▸ WORK REQUIRED
Please return every record exactly as it appears.

::: SOURCE DATA

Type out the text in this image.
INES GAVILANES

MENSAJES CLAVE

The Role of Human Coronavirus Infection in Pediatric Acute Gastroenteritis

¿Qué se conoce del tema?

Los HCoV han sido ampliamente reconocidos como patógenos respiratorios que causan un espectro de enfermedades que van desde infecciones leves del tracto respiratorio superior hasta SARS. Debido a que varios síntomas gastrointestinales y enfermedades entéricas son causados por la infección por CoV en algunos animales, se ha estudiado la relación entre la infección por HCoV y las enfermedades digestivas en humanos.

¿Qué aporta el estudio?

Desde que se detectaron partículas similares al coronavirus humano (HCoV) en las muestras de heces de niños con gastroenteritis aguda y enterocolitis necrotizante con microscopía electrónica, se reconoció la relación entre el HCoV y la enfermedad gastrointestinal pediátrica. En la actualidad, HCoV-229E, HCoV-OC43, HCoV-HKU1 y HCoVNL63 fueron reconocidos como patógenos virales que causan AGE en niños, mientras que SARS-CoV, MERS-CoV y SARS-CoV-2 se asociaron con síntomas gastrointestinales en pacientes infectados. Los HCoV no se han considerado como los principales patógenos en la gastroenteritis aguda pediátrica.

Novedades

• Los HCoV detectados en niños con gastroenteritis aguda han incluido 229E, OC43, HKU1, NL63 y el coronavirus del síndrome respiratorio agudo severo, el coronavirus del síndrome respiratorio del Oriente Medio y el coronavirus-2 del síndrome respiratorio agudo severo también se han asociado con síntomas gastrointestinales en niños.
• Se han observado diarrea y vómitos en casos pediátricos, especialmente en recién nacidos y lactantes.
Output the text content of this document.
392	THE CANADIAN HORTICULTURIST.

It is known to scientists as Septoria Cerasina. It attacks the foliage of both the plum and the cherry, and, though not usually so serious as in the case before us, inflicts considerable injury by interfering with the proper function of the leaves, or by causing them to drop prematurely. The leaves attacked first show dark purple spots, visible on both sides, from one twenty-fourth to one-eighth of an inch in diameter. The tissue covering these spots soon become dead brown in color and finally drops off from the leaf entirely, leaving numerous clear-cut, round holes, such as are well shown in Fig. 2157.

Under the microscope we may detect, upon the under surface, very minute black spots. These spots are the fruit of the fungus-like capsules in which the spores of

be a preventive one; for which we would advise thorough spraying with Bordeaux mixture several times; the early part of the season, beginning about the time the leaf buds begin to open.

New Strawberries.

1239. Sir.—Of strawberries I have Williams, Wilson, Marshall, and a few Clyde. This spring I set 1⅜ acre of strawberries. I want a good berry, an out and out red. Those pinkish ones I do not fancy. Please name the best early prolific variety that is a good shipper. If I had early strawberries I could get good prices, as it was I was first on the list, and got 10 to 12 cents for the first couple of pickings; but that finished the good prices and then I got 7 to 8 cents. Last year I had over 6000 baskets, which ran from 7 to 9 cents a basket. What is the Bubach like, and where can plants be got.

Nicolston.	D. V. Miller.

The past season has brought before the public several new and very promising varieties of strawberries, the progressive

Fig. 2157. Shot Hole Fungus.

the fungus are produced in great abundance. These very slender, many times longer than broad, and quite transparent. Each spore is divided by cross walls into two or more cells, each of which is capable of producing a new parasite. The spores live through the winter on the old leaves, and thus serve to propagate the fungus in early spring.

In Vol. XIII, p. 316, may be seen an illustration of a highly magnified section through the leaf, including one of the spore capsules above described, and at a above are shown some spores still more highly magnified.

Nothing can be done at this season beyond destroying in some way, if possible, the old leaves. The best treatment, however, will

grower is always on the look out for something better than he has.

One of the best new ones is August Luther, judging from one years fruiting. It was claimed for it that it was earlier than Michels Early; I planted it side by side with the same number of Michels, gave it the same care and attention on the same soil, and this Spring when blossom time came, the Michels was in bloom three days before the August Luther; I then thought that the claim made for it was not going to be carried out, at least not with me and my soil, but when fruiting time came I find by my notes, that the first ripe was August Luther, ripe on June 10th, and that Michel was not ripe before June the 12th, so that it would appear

::::::

▸ ANSWER TO THE PROBLEM
Type out the text in this image.
INES GAVILANES

MENSAJES CLAVE

The Role of Human Coronavirus Infection in Pediatric Acute Gastroenteritis

¿Qué se conoce del tema?

Los HCoV han sido ampliamente reconocidos como patógenos respiratorios que causan un espectro de enfermedades que van desde infecciones leves del tracto respiratorio superior hasta SARS. Debido a que varios síntomas gastrointestinales y enfermedades entéricas son causados por la infección por CoV en algunos animales, se ha estudiado la relación entre la infección por HCoV y las enfermedades digestivas en humanos.

¿Qué aporta el estudio?

Desde que se detectaron partículas similares al coronavirus humano (HCoV) en las muestras de heces de niños con gastroenteritis aguda y enterocolitis necrotizante con microscopía electrónica, se reconoció la relación entre el HCoV y la enfermedad gastrointestinal pediátrica. En la actualidad, HCoV-229E, HCoV-OC43, HCoV-HKU1 y HCoVNL63 fueron reconocidos como patógenos virales que causan AGE en niños, mientras que SARS-CoV, MERS-CoV y SARS-CoV-2 se asociaron con síntomas gastrointestinales en pacientes infectados. Los HCoV no se han considerado como los principales patógenos en la gastroenteritis aguda pediátrica.

Novedades

• Los HCoV detectados en niños con gastroenteritis aguda han incluido 229E, OC43, HKU1, NL63 y el coronavirus del síndrome respiratorio agudo severo, el coronavirus del síndrome respiratorio del Oriente Medio y el coronavirus-2 del síndrome respiratorio agudo severo también se han asociado con síntomas gastrointestinales en niños.
• Se han observado diarrea y vómitos en casos pediátricos, especialmente en recién nacidos y lactantes.
Output the text content of this document.
392	THE CANADIAN HORTICULTURIST.

It is known to scientists as Septoria Cerasina. It attacks the foliage of both the plum and the cherry, and, though not usually so serious as in the case before us, inflicts considerable injury by interfering with the proper function of the leaves, or by causing them to drop prematurely. The leaves attacked first show dark purple spots, visible on both sides, from one twenty-fourth to one-eighth of an inch in diameter. The tissue covering these spots soon become dead brown in color and finally drops off from the leaf entirely, leaving numerous clear-cut, round holes, such as are well shown in Fig. 2157.

Under the microscope we may detect, upon the under surface, very minute black spots. These spots are the fruit of the fungus-like capsules in which the spores of

be a preventive one; for which we would advise thorough spraying with Bordeaux mixture several times; the early part of the season, beginning about the time the leaf buds begin to open.

New Strawberries.

1239. Sir.—Of strawberries I have Williams, Wilson, Marshall, and a few Clyde. This spring I set 1⅜ acre of strawberries. I want a good berry, an out and out red. Those pinkish ones I do not fancy. Please name the best early prolific variety that is a good shipper. If I had early strawberries I could get good prices, as it was I was first on the list, and got 10 to 12 cents for the first couple of pickings; but that finished the good prices and then I got 7 to 8 cents. Last year I had over 6000 baskets, which ran from 7 to 9 cents a basket. What is the Bubach like, and where can plants be got.

Nicolston.	D. V. Miller.

The past season has brought before the public several new and very promising varieties of strawberries, the progressive

Fig. 2157. Shot Hole Fungus.

the fungus are produced in great abundance. These very slender, many times longer than broad, and quite transparent. Each spore is divided by cross walls into two or more cells, each of which is capable of producing a new parasite. The spores live through the winter on the old leaves, and thus serve to propagate the fungus in early spring.

In Vol. XIII, p. 316, may be seen an illustration of a highly magnified section through the leaf, including one of the spore capsules above described, and at a above are shown some spores still more highly magnified.

Nothing can be done at this season beyond destroying in some way, if possible, the old leaves. The best treatment, however, will

grower is always on the look out for something better than he has.

One of the best new ones is August Luther, judging from one years fruiting. It was claimed for it that it was earlier than Michels Early; I planted it side by side with the same number of Michels, gave it the same care and attention on the same soil, and this Spring when blossom time came, the Michels was in bloom three days before the August Luther; I then thought that the claim made for it was not going to be carried out, at least not with me and my soil, but when fruiting time came I find by my notes, that the first ripe was August Luther, ripe on June 10th, and that Michel was not ripe before June the 12th, so that it would appear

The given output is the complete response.